Given exercise: Copy out all lines in the data below containing the string "thoughts".

[Dataset rows]
= = = = = = =
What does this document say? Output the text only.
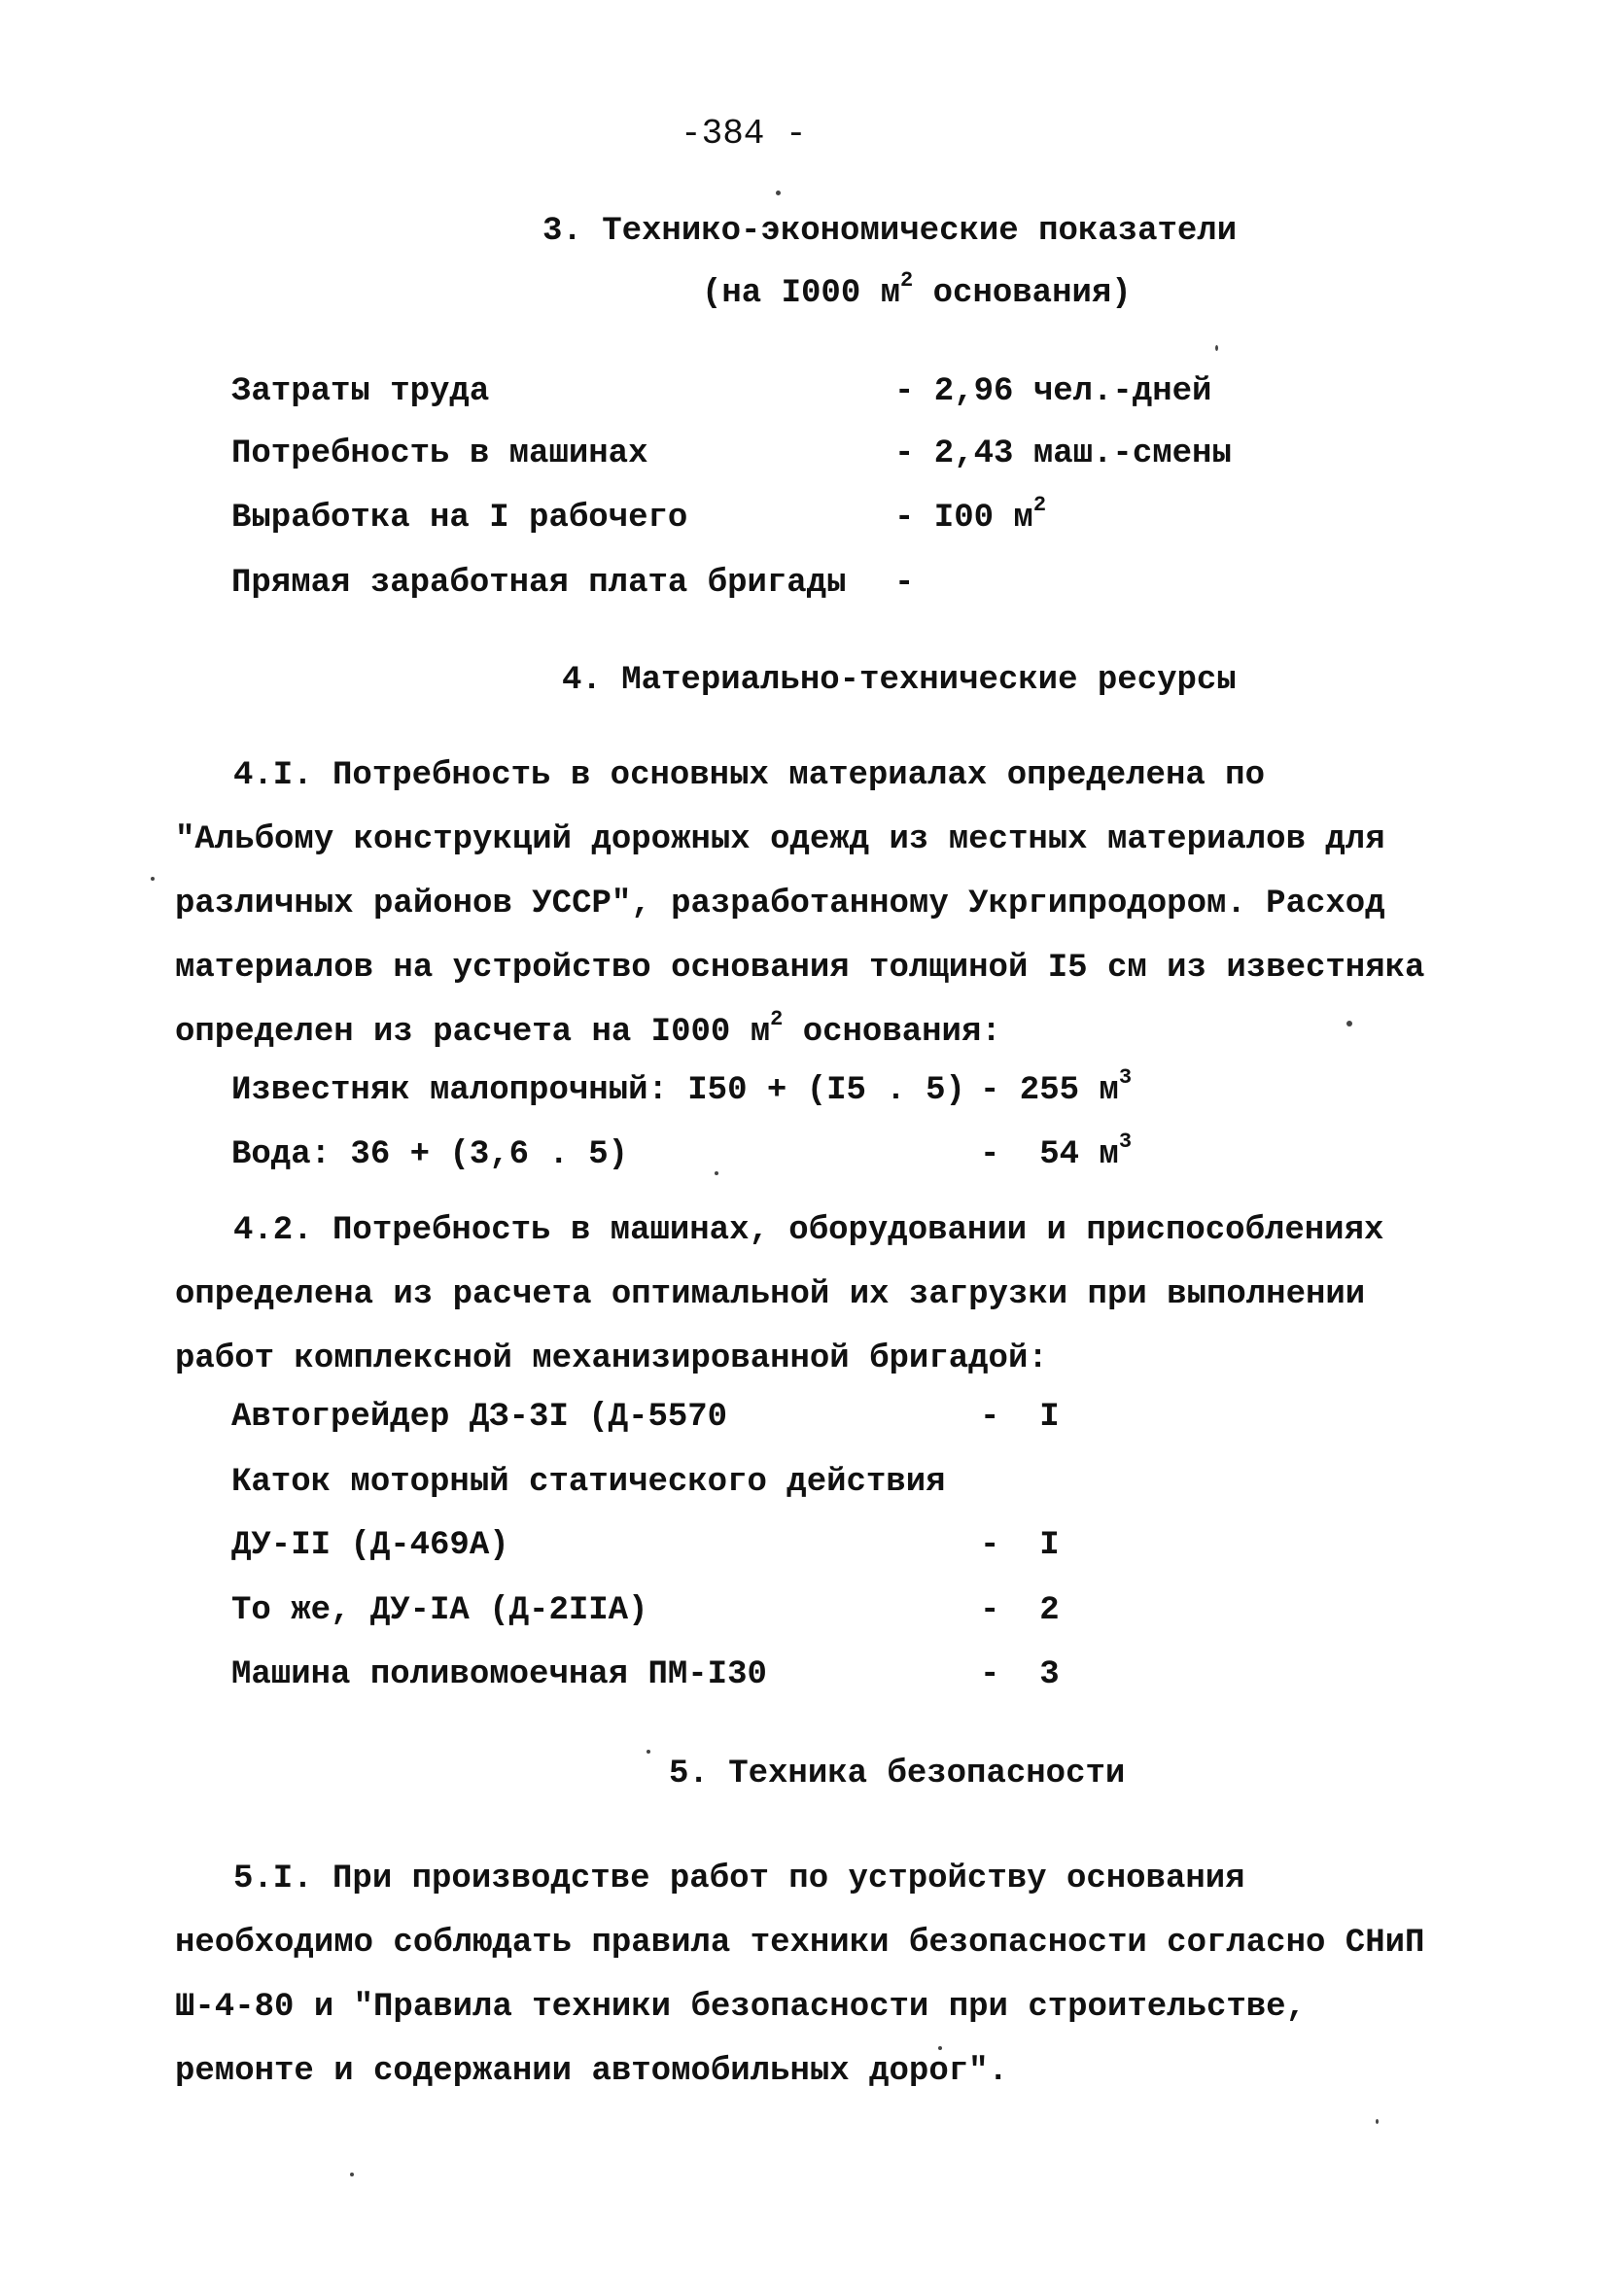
-384 -
3. Технико-экономические показатели
(на I000 $м^2$ основания)
Затраты труда	- 2,96 чел.-дней
Потребность в машинах	- 2,43 маш.-смены
Выработка на I рабочего	- I00 $м^2$
Прямая заработная плата бригады -
4. Материально-технические ресурсы
4.I. Потребность в основных материалах определена по "Альбому конструкций дорожных одежд из местных материалов для различных районов УССР", разработанному Укргипродором. Расход материалов на устройство основания толщиной I5 см из известняка определен из расчета на I000 $м^2$ основания:
Известняк малопрочный: I50 + (I5 . 5) - 255 $м^3$
Вода: 36 + (3,6 . 5)	-  54 $м^3$
4.2. Потребность в машинах, оборудовании и приспособлениях определена из расчета оптимальной их загрузки при выполнении работ комплексной механизированной бригадой:
Автогрейдер ДЗ-3I (Д-5570	-  I
Каток моторный статического действия
ДУ-II (Д-469А)	-  I
То же, ДУ-IА (Д-2IIА)	-  2
Машина поливомоечная ПМ-I30	-  3
5. Техника безопасности
5.I. При производстве работ по устройству основания необходимо соблюдать правила техники безопасности согласно СНиП Ш-4-80 и "Правила техники безопасности при строительстве, ремонте и содержании автомобильных дорог".
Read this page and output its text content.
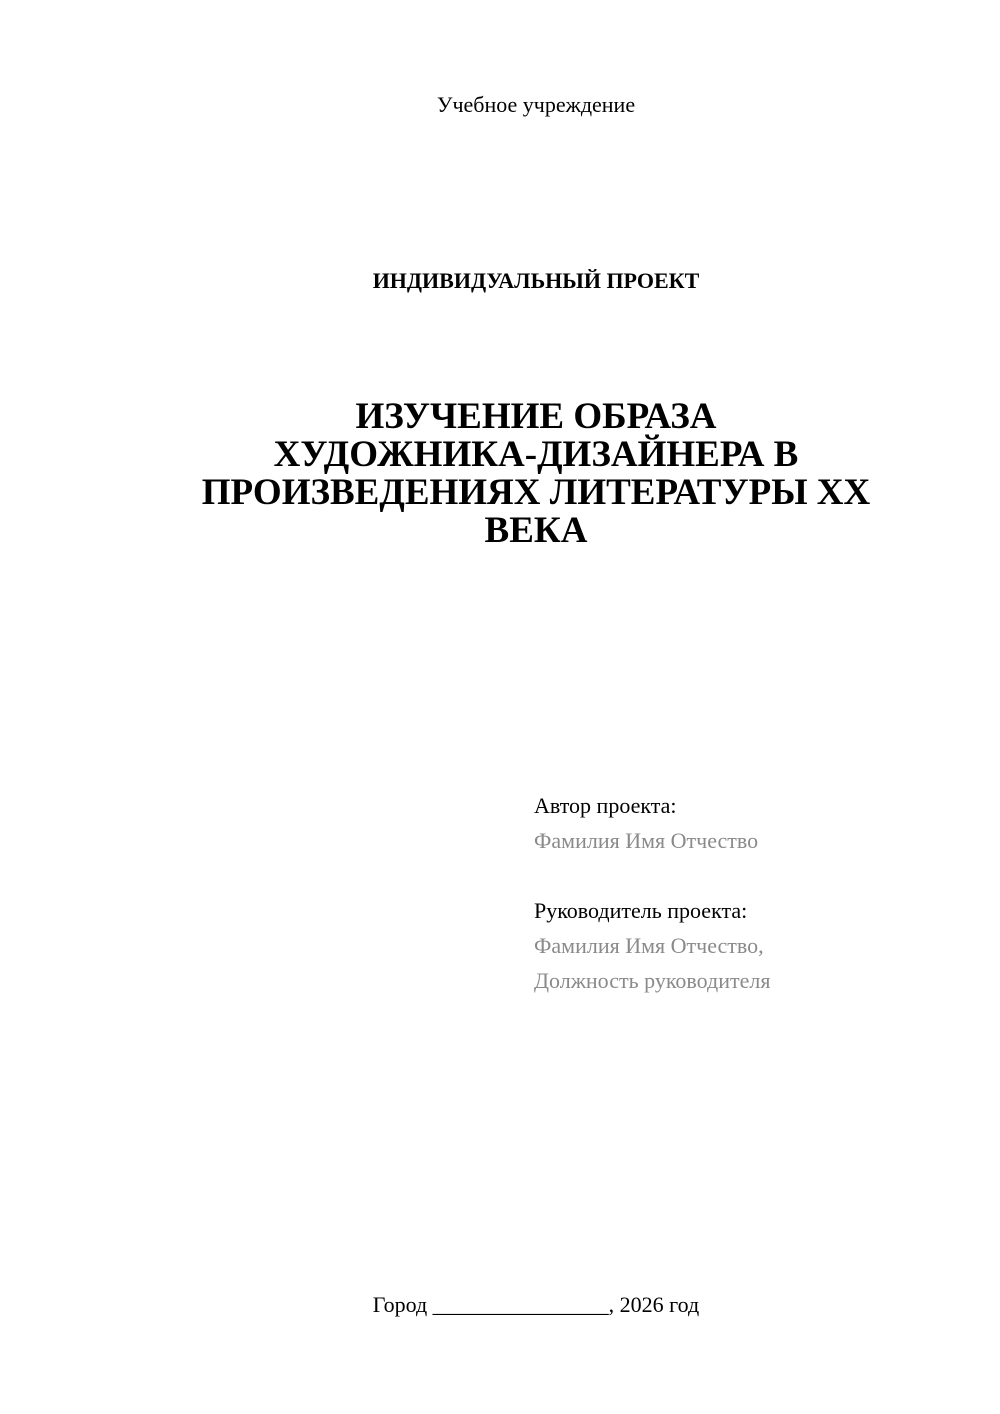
Учебное учреждение
ИНДИВИДУАЛЬНЫЙ ПРОЕКТ
ИЗУЧЕНИЕ ОБРАЗА
ХУДОЖНИКА-ДИЗАЙНЕРА В
ПРОИЗВЕДЕНИЯХ ЛИТЕРАТУРЫ XX
ВЕКА
Автор проекта:
Фамилия Имя Отчество
Руководитель проекта:
Фамилия Имя Отчество,
Должность руководителя
Город ________________, 2026 год
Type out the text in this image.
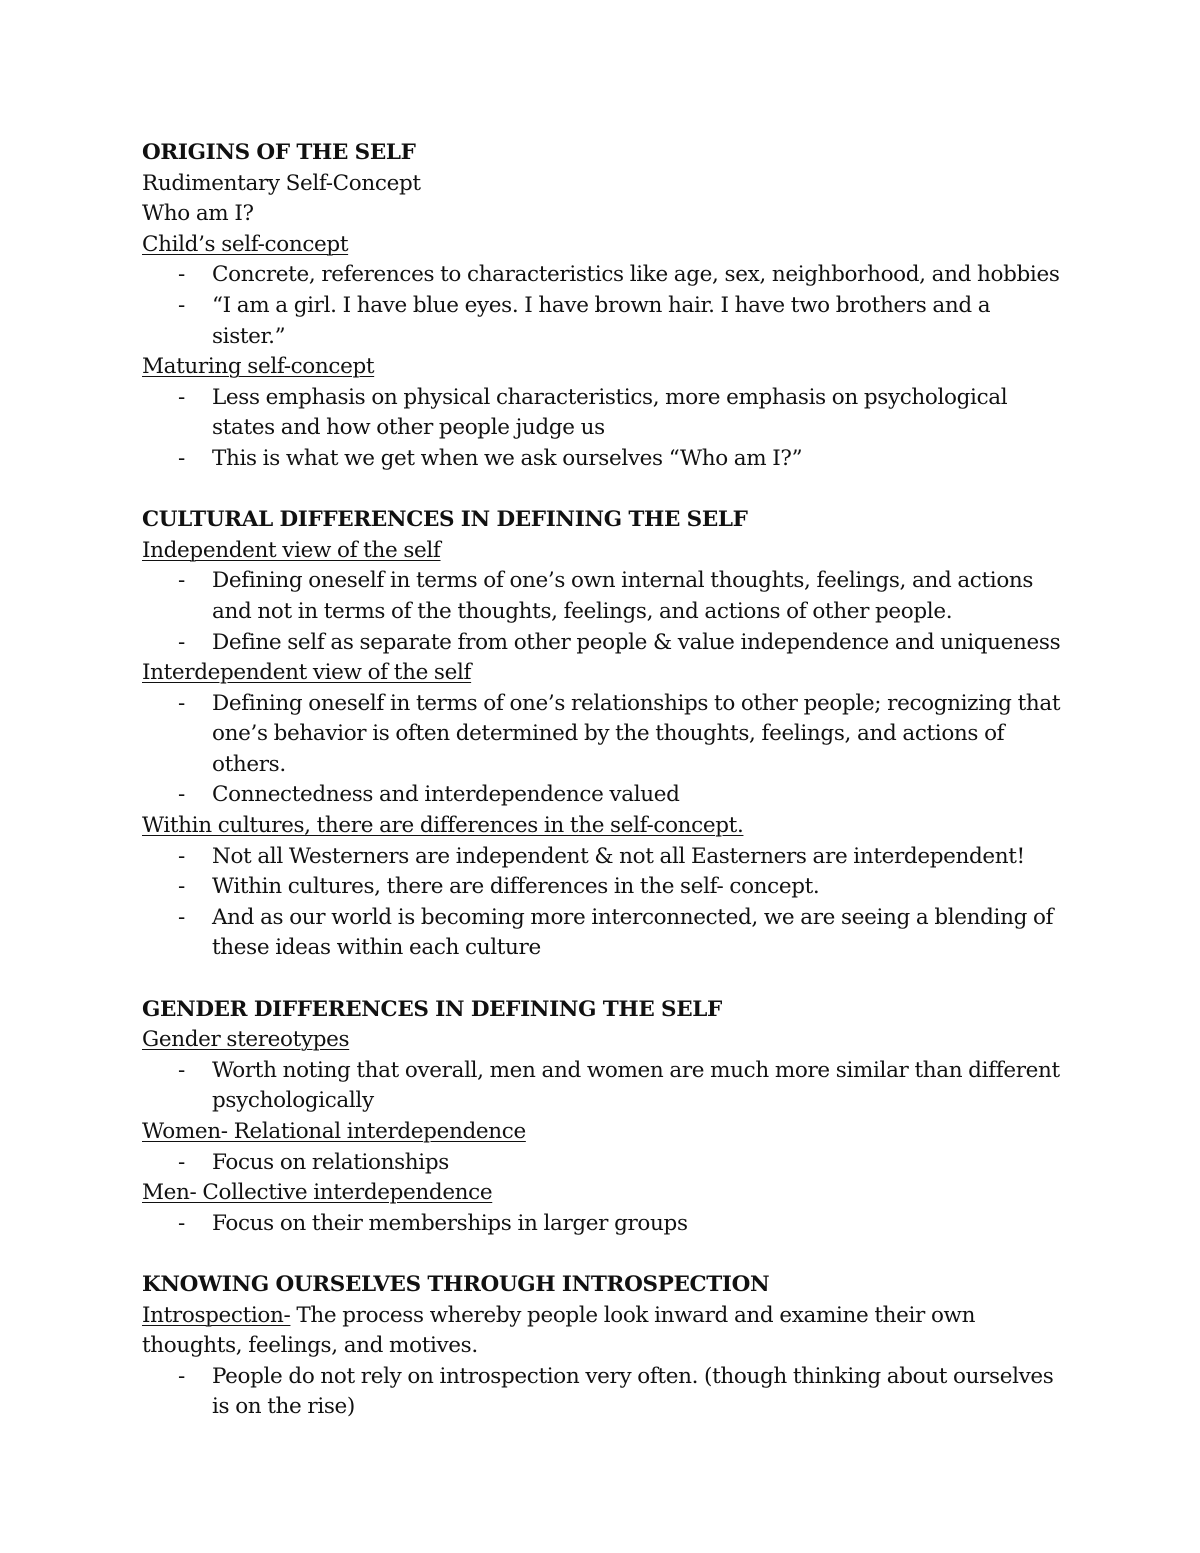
ORIGINS OF THE SELF
Rudimentary Self-Concept
Who am I?
Child’s self-concept
- Concrete, references to characteristics like age, sex, neighborhood, and hobbies
- “I am a girl. I have blue eyes. I have brown hair. I have two brothers and a sister.”
Maturing self-concept
- Less emphasis on physical characteristics, more emphasis on psychological states and how other people judge us
- This is what we get when we ask ourselves “Who am I?”
CULTURAL DIFFERENCES IN DEFINING THE SELF
Independent view of the self
- Defining oneself in terms of one’s own internal thoughts, feelings, and actions and not in terms of the thoughts, feelings, and actions of other people.
- Define self as separate from other people & value independence and uniqueness
Interdependent view of the self
- Defining oneself in terms of one’s relationships to other people; recognizing that one’s behavior is often determined by the thoughts, feelings, and actions of others.
- Connectedness and interdependence valued
Within cultures, there are differences in the self-concept.
- Not all Westerners are independent & not all Easterners are interdependent!
- Within cultures, there are differences in the self- concept.
- And as our world is becoming more interconnected, we are seeing a blending of these ideas within each culture
GENDER DIFFERENCES IN DEFINING THE SELF
Gender stereotypes
- Worth noting that overall, men and women are much more similar than different psychologically
Women- Relational interdependence
- Focus on relationships
Men- Collective interdependence
- Focus on their memberships in larger groups
KNOWING OURSELVES THROUGH INTROSPECTION
Introspection- The process whereby people look inward and examine their own thoughts, feelings, and motives.
- People do not rely on introspection very often. (though thinking about ourselves is on the rise)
= = = = = = =
Written response:
- Defining oneself in terms of one’s own internal thoughts, feelings, and actions and not in terms of the thoughts, feelings, and actions of other people.
- Defining oneself in terms of one’s relationships to other people; recognizing that one’s behavior is often determined by the thoughts, feelings, and actions of others.
Introspection- The process whereby people look inward and examine their own thoughts, feelings, and motives.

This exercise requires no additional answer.